"""
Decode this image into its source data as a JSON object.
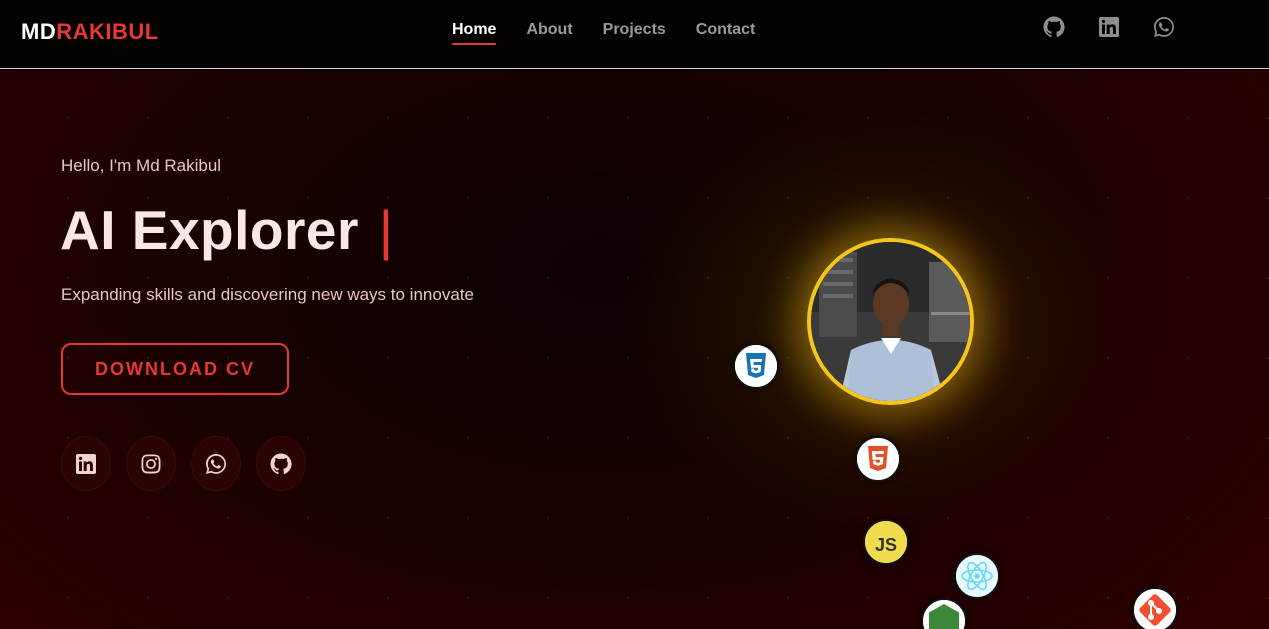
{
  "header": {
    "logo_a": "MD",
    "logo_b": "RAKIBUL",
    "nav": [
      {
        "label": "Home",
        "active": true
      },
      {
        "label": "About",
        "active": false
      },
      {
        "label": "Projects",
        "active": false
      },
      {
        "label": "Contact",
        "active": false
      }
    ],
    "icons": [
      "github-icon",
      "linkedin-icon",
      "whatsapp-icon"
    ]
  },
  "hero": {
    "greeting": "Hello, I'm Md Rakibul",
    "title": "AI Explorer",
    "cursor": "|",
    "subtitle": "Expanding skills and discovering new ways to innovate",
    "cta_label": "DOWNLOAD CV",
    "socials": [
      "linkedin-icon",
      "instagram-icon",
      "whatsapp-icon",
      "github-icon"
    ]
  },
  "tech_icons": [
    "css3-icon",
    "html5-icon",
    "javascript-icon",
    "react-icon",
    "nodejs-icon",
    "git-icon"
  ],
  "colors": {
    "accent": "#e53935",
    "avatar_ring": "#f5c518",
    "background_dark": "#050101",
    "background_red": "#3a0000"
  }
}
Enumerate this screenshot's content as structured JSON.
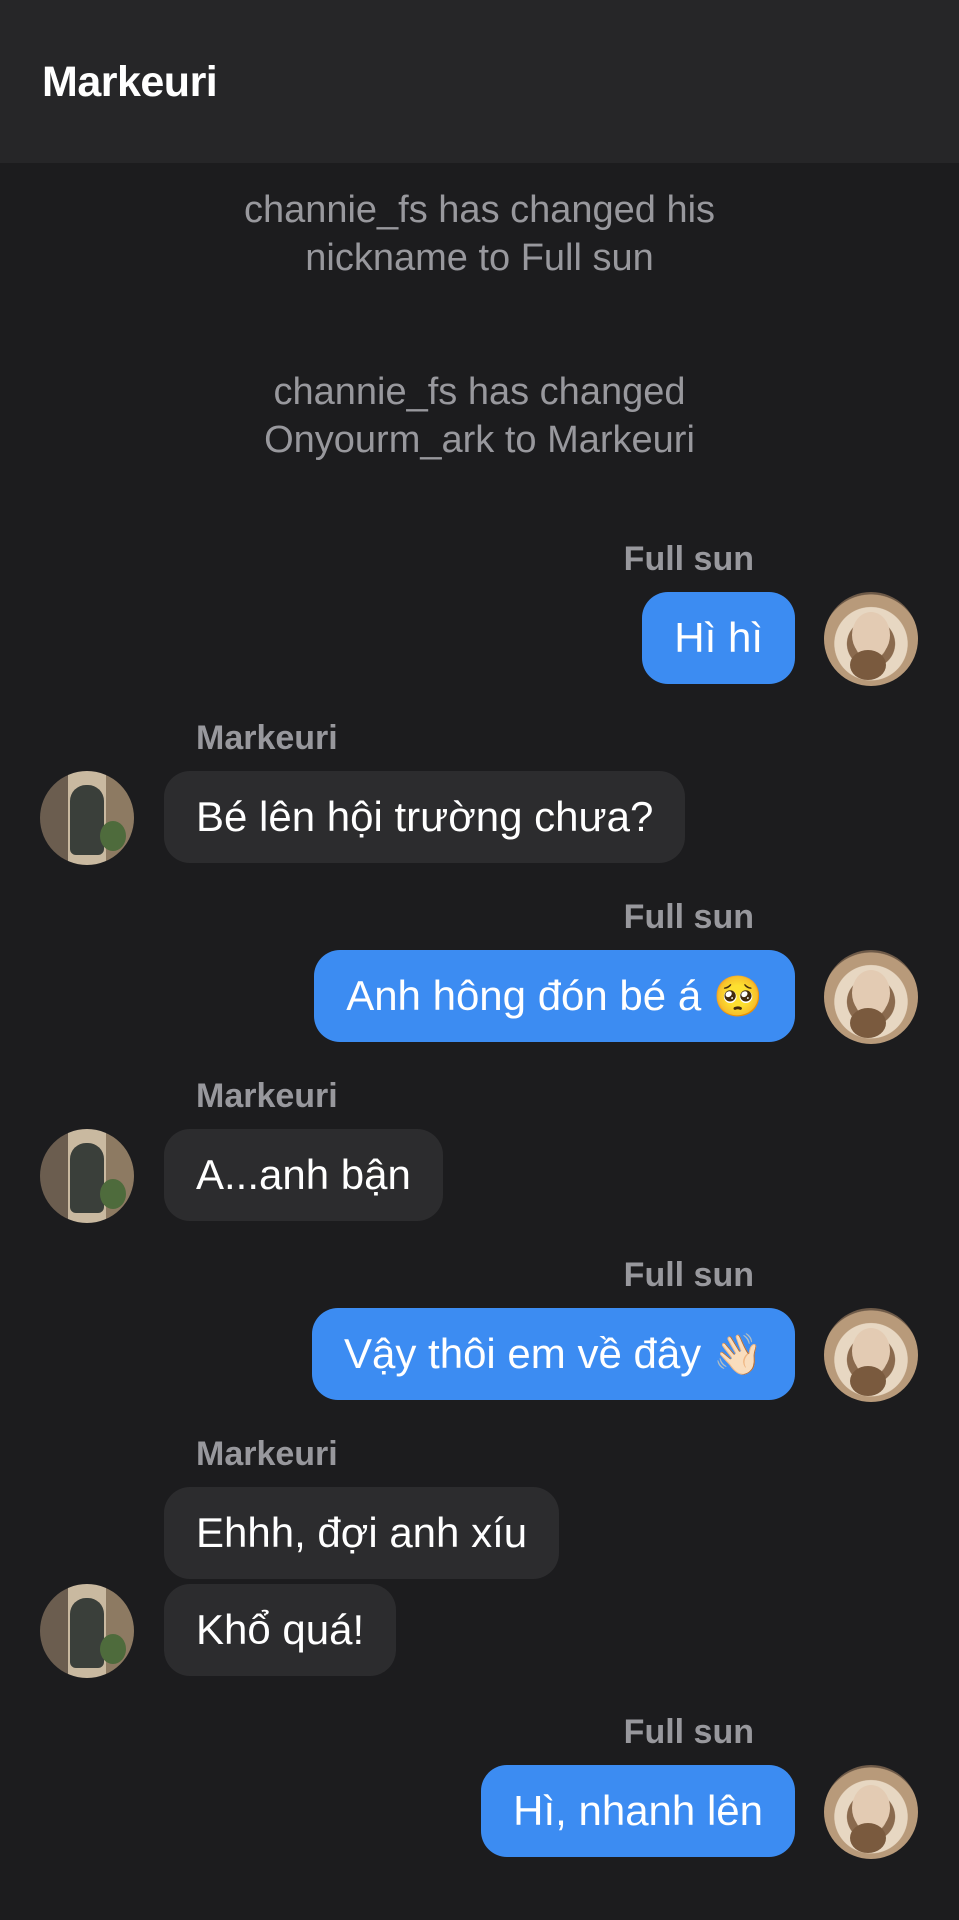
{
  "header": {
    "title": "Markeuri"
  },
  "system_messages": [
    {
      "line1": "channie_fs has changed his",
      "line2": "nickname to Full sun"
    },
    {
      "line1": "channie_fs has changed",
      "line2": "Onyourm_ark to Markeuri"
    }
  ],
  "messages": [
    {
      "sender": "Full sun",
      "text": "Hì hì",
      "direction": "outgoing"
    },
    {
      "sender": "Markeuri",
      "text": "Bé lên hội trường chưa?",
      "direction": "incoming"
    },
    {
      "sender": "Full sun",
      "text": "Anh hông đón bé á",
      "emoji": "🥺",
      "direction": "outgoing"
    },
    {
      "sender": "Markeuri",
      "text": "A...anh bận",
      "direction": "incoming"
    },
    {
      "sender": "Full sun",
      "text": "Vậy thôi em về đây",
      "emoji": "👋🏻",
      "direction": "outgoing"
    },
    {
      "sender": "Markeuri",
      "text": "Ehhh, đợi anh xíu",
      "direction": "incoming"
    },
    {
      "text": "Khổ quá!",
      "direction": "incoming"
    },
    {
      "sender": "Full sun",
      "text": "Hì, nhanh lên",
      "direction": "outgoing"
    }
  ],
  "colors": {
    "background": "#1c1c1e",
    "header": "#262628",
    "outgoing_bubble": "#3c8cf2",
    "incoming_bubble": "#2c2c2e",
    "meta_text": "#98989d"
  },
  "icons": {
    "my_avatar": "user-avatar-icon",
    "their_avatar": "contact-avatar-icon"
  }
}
"""
Directions:
Copy the entries exactly. Leave out the images.

Expected answer:
Decode this image into its source data as a JSON object.
{
  "header": {
    "logo_a": "MD",
    "logo_b": "RAKIBUL",
    "nav": [
      {
        "label": "Home",
        "active": true
      },
      {
        "label": "About",
        "active": false
      },
      {
        "label": "Projects",
        "active": false
      },
      {
        "label": "Contact",
        "active": false
      }
    ],
    "icons": [
      "github-icon",
      "linkedin-icon",
      "whatsapp-icon"
    ]
  },
  "hero": {
    "greeting": "Hello, I'm Md Rakibul",
    "title": "AI Explorer",
    "cursor": "|",
    "subtitle": "Expanding skills and discovering new ways to innovate",
    "cta_label": "DOWNLOAD CV",
    "socials": [
      "linkedin-icon",
      "instagram-icon",
      "whatsapp-icon",
      "github-icon"
    ]
  },
  "tech_icons": [
    "css3-icon",
    "html5-icon",
    "javascript-icon",
    "react-icon",
    "nodejs-icon",
    "git-icon"
  ],
  "colors": {
    "accent": "#e53935",
    "avatar_ring": "#f5c518",
    "background_dark": "#050101",
    "background_red": "#3a0000"
  }
}
Enumerate this screenshot's content as structured JSON.
{
  "header": {
    "title": "Markeuri"
  },
  "system_messages": [
    {
      "line1": "channie_fs has changed his",
      "line2": "nickname to Full sun"
    },
    {
      "line1": "channie_fs has changed",
      "line2": "Onyourm_ark to Markeuri"
    }
  ],
  "messages": [
    {
      "sender": "Full sun",
      "text": "Hì hì",
      "direction": "outgoing"
    },
    {
      "sender": "Markeuri",
      "text": "Bé lên hội trường chưa?",
      "direction": "incoming"
    },
    {
      "sender": "Full sun",
      "text": "Anh hông đón bé á",
      "emoji": "🥺",
      "direction": "outgoing"
    },
    {
      "sender": "Markeuri",
      "text": "A...anh bận",
      "direction": "incoming"
    },
    {
      "sender": "Full sun",
      "text": "Vậy thôi em về đây",
      "emoji": "👋🏻",
      "direction": "outgoing"
    },
    {
      "sender": "Markeuri",
      "text": "Ehhh, đợi anh xíu",
      "direction": "incoming"
    },
    {
      "text": "Khổ quá!",
      "direction": "incoming"
    },
    {
      "sender": "Full sun",
      "text": "Hì, nhanh lên",
      "direction": "outgoing"
    }
  ],
  "colors": {
    "background": "#1c1c1e",
    "header": "#262628",
    "outgoing_bubble": "#3c8cf2",
    "incoming_bubble": "#2c2c2e",
    "meta_text": "#98989d"
  },
  "icons": {
    "my_avatar": "user-avatar-icon",
    "their_avatar": "contact-avatar-icon"
  }
}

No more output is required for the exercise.